YOUR OBJECTIVE: Quote the passage of the sumoylation pathway text below word for word, starting with the words containing "In some cases, SUMO" and ending with "them into repressors.".

TEXT FOR ANALYSIS:
+===+
Sumoylation Pathway

The small ubiquitin like modifier (SUMO) conjugation pathway modifies hundreds of proteins that participate in diverse cellular processes, most commonly in the nucleus. Sumoylation is highly analogous to ubiquitinylation, using a sequence of E1, E2, and E3 enzymes, though E3s are not always required. There are four variants, SUMO1, -2, -3, and -4, of which SUMO1 is the most studied and abundant. Newly synthesized SUMO undergoes post-translational maturation, catalyzed by Ulp/Senps, to reveal a C-terminal di-glycine. The E1 enzyme (Sae1/Sae2) adenylates and then conjugates processed SUMO to Sae2 via a thioester to the glycine C-terminus. The E2 enzyme (Ubc9) then displaces E1 by transesterification to another cysteine, and is the carrier that is in turn attacked by lysine groups in target proteins to transfer the SUMO group to an isopeptide bond, typically with the cooperation of E3 ligases which can be specific target binding proteins. Sumoylation levels of individual proteins are typically very low, and are kept dynamic by proteases of the Senp group which remove the SUMO moiety from targets.

In some cases, SUMO chains can be formed through linkage of additional SUMO moieties to a consensus site on SUMO itself, again like ubiquitin. SUMO sites are sometimes at ubiquitinylation motifs and can compete to inhibit protein degradation. Phosphorylation within the target protein motif or in other SUMO-affinity sites (ISAMs) that do not themselves become sumoylated can strongly modulate affinity, either positively or negatively. A very common locus of sumoylation is the nuclear pore, where RanBP serves as an E3 ligase, and the stable complex with RanGAP and conjugated Ubc9 sumoylates proteins as they are imported, and possible exported as well. An example of regulatory sumoylation is a capacity to reverse transcription activation. Daxx binds sumoylated transcriptional activators and turns them into repressors.
+===+
RECORDS SUPPLIED:
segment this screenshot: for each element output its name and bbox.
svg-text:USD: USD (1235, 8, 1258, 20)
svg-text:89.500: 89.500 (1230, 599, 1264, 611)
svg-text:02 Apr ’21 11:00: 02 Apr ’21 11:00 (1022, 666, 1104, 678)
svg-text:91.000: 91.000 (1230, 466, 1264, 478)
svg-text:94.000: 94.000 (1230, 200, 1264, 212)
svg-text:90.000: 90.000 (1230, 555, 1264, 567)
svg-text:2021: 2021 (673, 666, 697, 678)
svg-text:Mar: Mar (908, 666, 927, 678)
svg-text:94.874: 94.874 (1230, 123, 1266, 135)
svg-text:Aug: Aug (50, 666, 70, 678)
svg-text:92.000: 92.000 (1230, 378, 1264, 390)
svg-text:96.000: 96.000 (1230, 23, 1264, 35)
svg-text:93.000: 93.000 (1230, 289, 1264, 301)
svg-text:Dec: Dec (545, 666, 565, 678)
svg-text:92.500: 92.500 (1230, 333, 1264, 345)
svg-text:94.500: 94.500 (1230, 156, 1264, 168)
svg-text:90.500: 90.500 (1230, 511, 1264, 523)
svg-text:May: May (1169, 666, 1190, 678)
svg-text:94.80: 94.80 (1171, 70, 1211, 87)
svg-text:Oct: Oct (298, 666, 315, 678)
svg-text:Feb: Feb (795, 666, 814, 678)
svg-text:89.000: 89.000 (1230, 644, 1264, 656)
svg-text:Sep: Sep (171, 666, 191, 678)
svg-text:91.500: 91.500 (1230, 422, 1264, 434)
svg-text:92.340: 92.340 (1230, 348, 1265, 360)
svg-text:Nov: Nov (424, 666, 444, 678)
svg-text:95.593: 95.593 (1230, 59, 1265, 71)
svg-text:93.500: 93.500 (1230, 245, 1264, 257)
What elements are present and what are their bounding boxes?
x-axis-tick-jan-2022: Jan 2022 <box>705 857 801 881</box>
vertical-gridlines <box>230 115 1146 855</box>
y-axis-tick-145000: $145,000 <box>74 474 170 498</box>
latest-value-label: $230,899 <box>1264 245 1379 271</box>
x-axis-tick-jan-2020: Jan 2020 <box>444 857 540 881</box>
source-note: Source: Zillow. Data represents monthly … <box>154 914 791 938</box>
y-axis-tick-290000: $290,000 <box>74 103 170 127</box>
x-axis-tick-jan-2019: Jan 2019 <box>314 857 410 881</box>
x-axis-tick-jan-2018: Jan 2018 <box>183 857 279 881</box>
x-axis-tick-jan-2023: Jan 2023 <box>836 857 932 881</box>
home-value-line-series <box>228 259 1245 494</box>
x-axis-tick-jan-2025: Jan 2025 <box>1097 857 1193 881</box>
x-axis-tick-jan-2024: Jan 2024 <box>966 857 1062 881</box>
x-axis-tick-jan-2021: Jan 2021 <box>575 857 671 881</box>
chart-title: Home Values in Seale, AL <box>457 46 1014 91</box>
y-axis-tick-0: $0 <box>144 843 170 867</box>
+===+
RESPONSE TO THE EXERCISE:
In some cases, SUMO chains can be formed through linkage of additional SUMO moieties to a consensus site on SUMO itself, again like ubiquitin. SUMO sites are sometimes at ubiquitinylation motifs and can compete to inhibit protein degradation. Phosphorylation within the target protein motif or in other SUMO-affinity sites (ISAMs) that do not themselves become sumoylated can strongly modulate affinity, either positively or negatively. A very common locus of sumoylation is the nuclear pore, where RanBP serves as an E3 ligase, and the stable complex with RanGAP and conjugated Ubc9 sumoylates proteins as they are imported, and possible exported as well. An example of regulatory sumoylation is a capacity to reverse transcription activation. Daxx binds sumoylated transcriptional activators and turns them into repressors.